▸ Record excerpts
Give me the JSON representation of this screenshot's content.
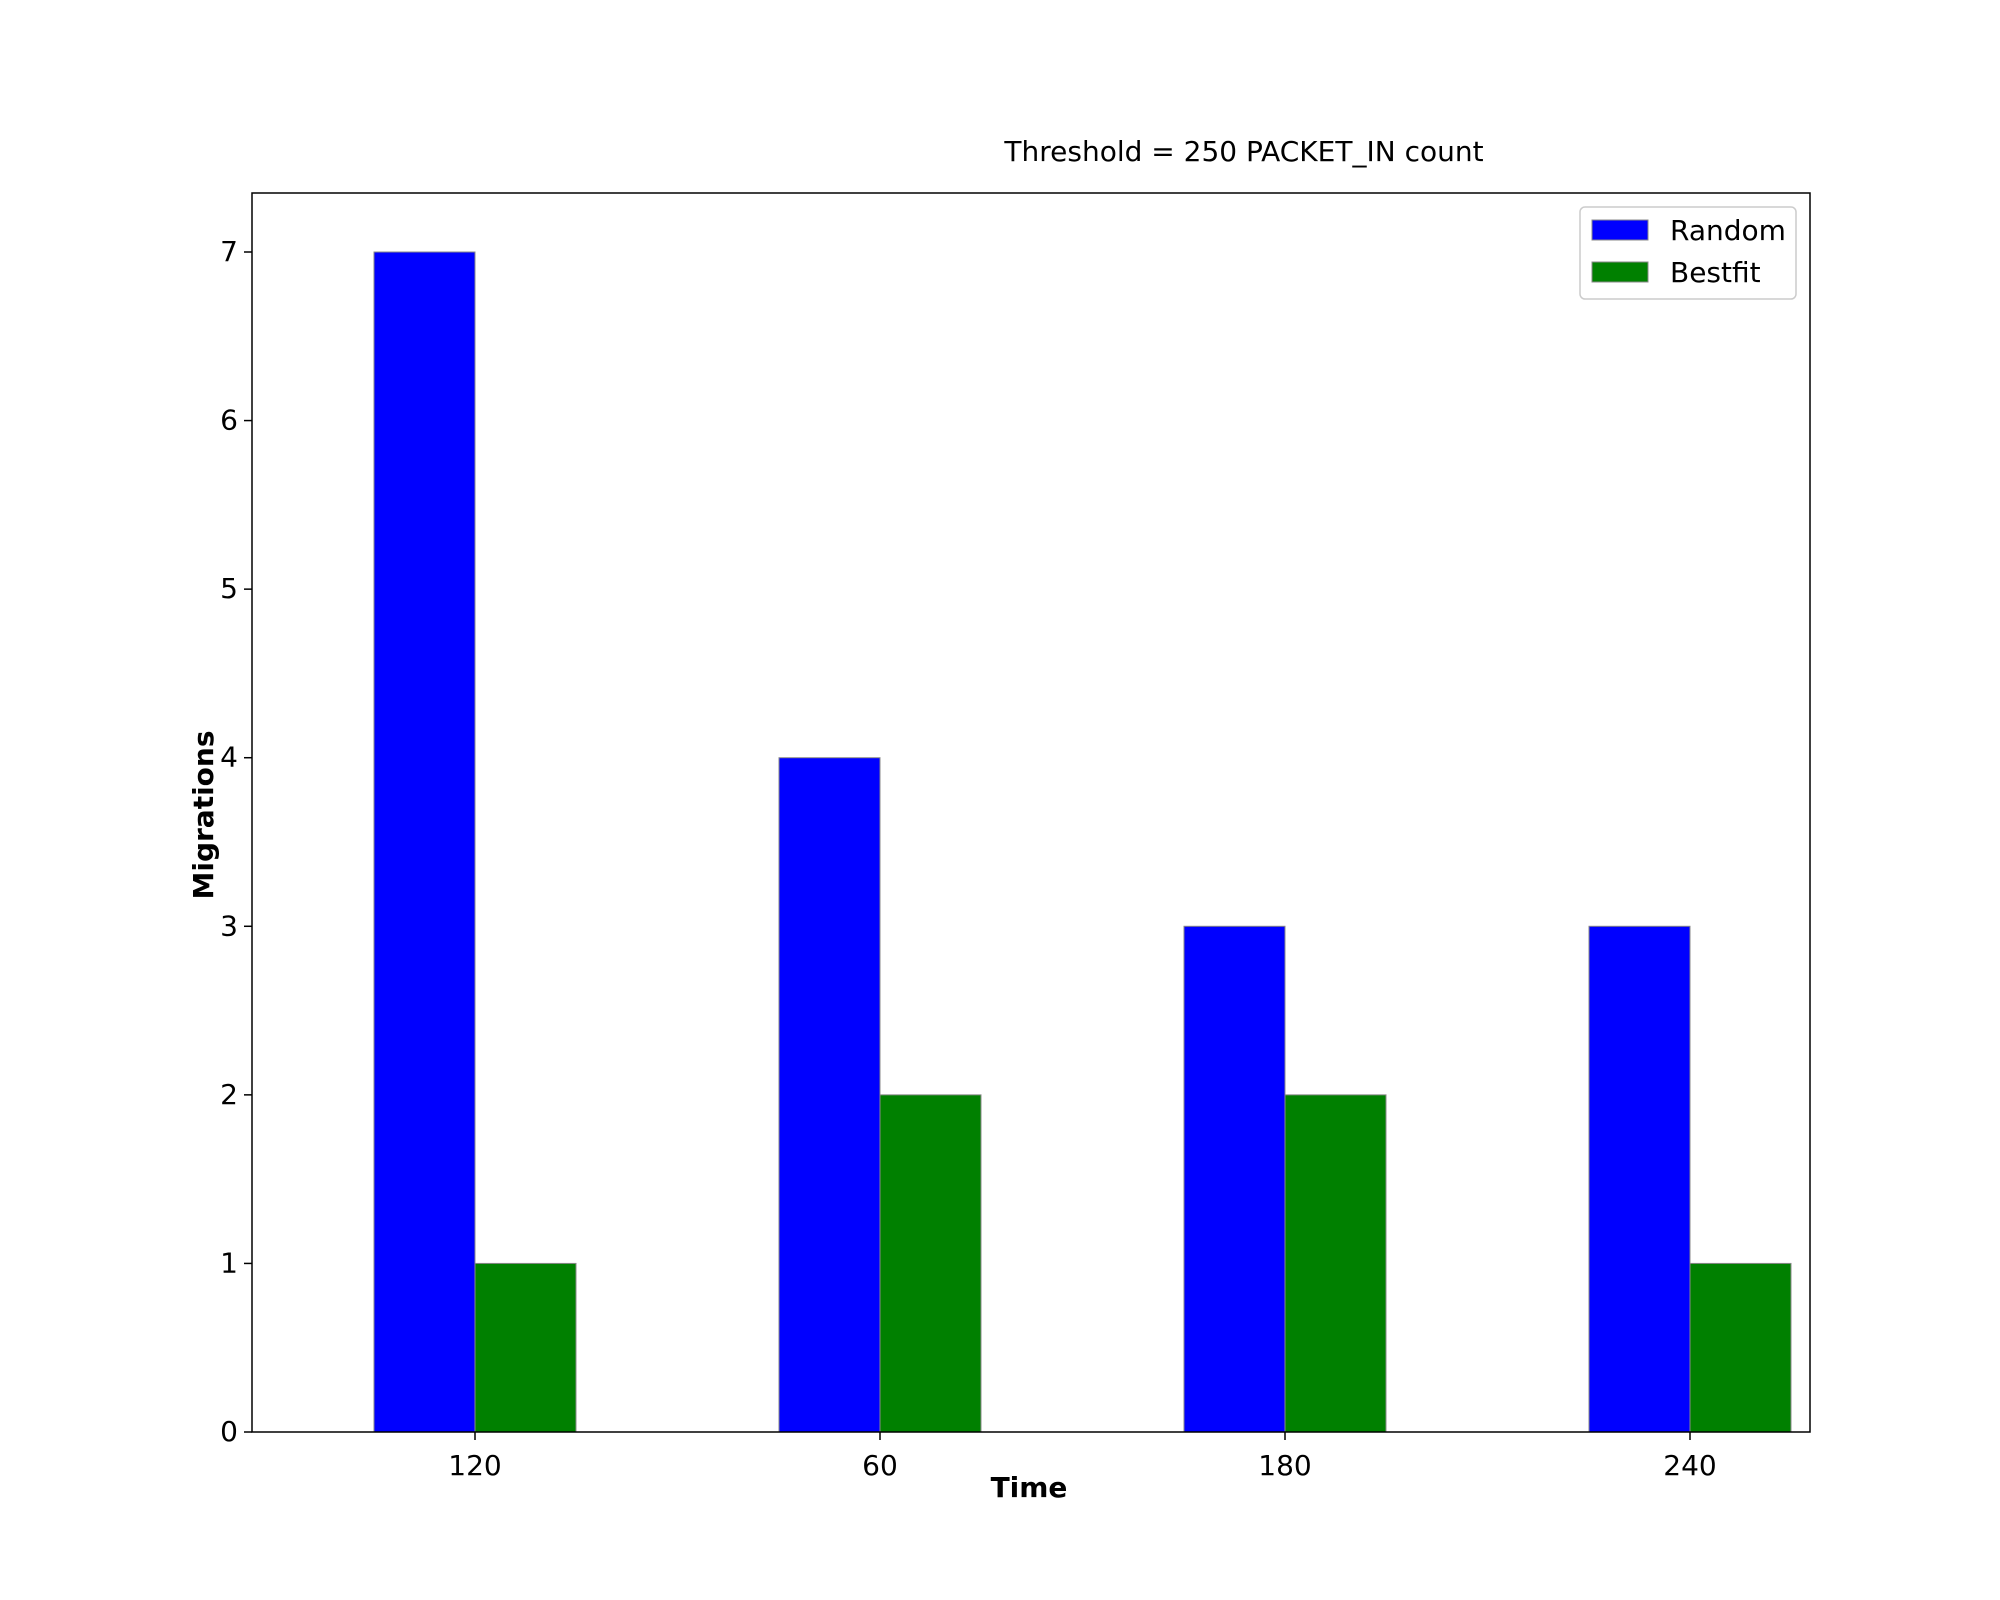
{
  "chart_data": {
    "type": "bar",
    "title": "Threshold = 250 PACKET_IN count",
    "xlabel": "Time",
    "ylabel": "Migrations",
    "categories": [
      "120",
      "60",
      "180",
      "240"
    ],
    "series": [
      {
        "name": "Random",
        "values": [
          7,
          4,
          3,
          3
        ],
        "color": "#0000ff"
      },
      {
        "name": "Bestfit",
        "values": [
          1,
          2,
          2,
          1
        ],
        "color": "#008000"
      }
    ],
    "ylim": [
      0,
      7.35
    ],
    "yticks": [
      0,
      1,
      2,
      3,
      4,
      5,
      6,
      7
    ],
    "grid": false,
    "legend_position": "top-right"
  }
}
...
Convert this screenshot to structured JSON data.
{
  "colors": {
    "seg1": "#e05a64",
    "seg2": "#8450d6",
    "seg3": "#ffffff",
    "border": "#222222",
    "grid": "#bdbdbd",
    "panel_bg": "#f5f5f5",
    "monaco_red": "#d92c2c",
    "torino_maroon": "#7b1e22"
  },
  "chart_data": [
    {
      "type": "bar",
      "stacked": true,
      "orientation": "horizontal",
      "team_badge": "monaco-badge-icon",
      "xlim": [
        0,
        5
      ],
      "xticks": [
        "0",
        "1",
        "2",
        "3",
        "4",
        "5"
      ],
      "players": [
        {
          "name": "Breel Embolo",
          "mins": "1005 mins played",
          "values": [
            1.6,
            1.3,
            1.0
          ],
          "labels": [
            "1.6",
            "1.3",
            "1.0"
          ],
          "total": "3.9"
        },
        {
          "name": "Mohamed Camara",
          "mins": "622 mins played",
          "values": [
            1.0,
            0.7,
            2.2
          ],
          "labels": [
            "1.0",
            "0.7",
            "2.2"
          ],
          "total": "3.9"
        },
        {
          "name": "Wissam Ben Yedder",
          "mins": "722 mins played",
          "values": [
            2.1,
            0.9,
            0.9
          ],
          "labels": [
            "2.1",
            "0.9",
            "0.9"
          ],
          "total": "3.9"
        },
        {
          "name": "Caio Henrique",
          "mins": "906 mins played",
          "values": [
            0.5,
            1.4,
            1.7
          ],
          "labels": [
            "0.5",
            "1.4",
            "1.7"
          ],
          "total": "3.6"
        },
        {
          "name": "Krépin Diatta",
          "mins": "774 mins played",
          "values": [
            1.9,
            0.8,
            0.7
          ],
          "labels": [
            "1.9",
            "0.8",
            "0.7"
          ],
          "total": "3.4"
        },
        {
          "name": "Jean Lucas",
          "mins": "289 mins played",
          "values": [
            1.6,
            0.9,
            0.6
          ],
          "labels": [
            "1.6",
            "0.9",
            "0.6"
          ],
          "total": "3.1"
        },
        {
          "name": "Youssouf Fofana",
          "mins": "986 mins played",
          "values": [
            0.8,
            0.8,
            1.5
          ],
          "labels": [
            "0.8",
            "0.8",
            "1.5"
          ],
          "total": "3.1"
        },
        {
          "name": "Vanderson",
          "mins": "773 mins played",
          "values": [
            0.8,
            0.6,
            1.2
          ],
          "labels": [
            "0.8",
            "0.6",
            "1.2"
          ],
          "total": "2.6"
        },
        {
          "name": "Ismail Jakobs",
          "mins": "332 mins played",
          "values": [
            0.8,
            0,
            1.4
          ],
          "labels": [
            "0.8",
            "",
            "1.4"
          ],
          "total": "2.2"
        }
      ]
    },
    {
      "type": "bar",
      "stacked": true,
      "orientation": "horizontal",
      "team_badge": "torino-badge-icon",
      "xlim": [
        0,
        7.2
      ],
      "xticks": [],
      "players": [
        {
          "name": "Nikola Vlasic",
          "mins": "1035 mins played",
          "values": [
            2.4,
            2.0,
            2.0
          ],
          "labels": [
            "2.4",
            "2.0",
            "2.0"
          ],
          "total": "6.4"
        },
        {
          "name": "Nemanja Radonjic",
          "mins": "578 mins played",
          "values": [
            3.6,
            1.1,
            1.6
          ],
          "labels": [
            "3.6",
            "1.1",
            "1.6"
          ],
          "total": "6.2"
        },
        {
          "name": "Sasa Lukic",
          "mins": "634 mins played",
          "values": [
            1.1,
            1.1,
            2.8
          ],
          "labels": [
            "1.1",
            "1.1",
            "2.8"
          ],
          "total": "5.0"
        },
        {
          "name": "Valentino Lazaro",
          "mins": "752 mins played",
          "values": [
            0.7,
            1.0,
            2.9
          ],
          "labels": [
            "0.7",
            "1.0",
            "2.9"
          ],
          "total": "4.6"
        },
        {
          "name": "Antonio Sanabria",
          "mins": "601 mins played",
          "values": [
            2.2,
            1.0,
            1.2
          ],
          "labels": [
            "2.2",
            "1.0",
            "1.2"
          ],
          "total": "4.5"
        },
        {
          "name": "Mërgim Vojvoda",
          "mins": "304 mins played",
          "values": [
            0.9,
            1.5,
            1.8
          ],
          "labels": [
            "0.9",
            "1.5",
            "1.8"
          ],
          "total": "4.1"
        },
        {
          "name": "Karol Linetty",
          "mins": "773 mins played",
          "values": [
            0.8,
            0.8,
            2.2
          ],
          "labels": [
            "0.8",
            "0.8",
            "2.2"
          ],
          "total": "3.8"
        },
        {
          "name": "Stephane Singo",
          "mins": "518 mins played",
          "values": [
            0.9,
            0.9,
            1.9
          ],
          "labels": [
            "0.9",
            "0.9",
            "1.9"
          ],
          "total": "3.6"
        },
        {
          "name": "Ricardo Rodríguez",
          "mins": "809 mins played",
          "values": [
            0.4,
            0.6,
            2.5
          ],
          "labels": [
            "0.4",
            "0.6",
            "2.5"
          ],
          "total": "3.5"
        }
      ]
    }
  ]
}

▸ Your goal
Among the records above, how many lines carry the string "JSON"? Reply with the number alone.

▸ Exercise output
2